Raw records:
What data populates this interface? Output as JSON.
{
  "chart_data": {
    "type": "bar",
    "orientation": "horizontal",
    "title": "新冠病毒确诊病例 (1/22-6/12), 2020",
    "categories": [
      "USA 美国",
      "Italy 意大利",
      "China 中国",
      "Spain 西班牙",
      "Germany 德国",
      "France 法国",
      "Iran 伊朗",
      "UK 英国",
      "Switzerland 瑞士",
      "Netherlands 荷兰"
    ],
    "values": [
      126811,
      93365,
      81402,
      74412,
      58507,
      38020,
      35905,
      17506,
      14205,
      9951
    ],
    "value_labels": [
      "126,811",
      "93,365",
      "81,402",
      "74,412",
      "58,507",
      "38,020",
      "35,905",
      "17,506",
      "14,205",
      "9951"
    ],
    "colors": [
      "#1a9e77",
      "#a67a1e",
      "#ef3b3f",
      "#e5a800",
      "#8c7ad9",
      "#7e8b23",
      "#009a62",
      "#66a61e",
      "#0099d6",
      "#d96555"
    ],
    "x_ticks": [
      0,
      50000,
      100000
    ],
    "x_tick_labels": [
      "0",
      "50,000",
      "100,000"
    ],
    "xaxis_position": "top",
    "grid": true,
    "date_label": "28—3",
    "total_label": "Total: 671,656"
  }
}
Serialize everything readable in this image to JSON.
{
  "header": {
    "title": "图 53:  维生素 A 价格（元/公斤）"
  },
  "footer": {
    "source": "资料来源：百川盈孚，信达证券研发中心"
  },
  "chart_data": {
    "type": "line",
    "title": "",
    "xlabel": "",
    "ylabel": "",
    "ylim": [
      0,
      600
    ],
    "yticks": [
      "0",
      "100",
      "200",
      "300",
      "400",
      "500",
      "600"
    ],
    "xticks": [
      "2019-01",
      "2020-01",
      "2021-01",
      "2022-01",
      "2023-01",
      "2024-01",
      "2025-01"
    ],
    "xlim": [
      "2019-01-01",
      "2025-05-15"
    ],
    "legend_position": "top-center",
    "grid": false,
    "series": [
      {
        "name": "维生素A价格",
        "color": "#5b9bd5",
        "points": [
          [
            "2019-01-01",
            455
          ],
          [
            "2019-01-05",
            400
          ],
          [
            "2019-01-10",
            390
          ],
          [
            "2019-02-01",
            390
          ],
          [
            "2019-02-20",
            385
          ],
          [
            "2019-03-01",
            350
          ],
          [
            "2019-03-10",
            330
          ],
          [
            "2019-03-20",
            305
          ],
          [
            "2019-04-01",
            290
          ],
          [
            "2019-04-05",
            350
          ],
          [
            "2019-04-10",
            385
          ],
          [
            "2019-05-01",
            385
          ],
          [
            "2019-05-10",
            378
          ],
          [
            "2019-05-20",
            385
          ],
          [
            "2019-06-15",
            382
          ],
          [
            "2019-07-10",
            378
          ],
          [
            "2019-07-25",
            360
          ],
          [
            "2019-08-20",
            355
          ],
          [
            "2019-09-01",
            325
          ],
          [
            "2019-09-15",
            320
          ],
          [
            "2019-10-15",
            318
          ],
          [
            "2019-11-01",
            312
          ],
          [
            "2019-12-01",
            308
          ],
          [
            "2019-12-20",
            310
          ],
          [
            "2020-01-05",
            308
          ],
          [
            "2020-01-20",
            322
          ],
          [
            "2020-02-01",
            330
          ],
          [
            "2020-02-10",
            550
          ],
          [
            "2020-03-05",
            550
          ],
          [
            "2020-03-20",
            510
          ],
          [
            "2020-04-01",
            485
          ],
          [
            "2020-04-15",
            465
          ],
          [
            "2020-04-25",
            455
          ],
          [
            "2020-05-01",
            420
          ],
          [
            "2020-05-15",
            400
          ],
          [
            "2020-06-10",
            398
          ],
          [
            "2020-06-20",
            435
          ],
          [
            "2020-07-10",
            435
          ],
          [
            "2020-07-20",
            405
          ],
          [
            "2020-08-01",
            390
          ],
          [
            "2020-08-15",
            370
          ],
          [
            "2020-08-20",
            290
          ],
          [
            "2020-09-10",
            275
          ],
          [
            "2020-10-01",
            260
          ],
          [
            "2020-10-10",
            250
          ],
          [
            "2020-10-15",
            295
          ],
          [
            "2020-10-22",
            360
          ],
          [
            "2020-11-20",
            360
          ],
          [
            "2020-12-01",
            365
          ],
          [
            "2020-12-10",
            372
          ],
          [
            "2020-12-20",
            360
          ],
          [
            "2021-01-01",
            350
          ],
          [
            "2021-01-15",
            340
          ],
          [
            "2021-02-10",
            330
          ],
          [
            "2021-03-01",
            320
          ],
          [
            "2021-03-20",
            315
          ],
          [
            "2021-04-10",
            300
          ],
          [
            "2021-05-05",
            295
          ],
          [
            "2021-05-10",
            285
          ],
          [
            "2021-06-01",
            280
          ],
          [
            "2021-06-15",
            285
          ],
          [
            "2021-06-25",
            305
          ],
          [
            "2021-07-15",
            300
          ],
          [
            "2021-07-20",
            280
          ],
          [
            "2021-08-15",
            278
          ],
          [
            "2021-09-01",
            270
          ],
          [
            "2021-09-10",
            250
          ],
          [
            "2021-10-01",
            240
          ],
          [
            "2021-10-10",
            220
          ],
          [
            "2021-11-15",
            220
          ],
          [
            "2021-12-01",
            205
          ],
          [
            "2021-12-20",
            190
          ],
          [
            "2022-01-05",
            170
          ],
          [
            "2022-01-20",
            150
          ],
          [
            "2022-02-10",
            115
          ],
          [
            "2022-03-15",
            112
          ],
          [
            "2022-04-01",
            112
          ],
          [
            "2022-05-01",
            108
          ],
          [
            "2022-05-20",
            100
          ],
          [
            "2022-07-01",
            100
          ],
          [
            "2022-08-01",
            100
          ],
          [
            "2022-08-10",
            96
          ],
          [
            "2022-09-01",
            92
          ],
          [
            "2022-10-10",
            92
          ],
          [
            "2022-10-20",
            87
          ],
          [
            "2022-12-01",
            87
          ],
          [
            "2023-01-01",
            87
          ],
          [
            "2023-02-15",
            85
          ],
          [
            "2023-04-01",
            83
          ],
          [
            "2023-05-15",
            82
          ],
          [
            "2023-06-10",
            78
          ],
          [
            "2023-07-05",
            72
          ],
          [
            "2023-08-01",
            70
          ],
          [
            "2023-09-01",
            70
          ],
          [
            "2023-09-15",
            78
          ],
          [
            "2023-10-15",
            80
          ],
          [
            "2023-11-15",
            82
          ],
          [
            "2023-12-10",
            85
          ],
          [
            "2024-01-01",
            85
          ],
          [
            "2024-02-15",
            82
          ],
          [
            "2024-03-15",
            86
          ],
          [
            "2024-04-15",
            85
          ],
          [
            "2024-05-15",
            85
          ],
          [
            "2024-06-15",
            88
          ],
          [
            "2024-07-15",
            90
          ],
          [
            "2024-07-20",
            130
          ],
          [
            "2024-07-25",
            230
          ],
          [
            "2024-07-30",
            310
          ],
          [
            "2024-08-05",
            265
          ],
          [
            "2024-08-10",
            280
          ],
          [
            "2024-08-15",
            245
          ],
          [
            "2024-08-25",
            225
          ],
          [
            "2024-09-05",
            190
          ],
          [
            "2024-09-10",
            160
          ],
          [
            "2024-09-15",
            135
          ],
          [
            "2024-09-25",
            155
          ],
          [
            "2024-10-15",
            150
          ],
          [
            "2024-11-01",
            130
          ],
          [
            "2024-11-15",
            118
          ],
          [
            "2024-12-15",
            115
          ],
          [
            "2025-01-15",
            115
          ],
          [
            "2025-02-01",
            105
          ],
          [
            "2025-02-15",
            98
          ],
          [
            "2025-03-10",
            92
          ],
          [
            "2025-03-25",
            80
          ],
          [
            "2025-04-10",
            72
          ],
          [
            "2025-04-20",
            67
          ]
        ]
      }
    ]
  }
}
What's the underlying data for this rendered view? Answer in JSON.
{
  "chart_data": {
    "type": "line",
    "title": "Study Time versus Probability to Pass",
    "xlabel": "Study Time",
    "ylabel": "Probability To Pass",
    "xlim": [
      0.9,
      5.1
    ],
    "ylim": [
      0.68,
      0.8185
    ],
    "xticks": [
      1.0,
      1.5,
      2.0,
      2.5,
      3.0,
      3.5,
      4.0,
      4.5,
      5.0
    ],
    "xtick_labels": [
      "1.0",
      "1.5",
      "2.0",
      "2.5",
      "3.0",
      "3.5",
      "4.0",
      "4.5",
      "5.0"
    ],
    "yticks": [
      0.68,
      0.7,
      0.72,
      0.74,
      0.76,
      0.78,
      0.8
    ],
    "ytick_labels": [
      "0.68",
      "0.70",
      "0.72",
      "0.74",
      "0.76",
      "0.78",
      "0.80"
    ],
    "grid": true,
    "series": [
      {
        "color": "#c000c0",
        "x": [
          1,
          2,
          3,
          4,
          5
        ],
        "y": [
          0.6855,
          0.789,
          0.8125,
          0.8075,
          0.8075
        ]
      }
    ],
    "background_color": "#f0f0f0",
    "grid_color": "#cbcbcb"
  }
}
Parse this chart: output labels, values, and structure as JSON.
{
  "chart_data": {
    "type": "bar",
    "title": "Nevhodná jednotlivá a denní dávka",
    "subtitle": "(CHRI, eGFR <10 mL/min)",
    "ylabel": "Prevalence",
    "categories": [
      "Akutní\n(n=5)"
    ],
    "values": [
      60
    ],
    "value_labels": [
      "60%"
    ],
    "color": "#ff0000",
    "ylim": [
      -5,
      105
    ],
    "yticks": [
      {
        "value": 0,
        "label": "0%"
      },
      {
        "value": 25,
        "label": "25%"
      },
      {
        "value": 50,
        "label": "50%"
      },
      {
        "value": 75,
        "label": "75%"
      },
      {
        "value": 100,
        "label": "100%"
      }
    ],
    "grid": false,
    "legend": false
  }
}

Exercise requirements: Gather up the lines that contain the word "Time".

Response for this exercise:
    "title": "Study Time versus Probability to Pass",
    "xlabel": "Study Time",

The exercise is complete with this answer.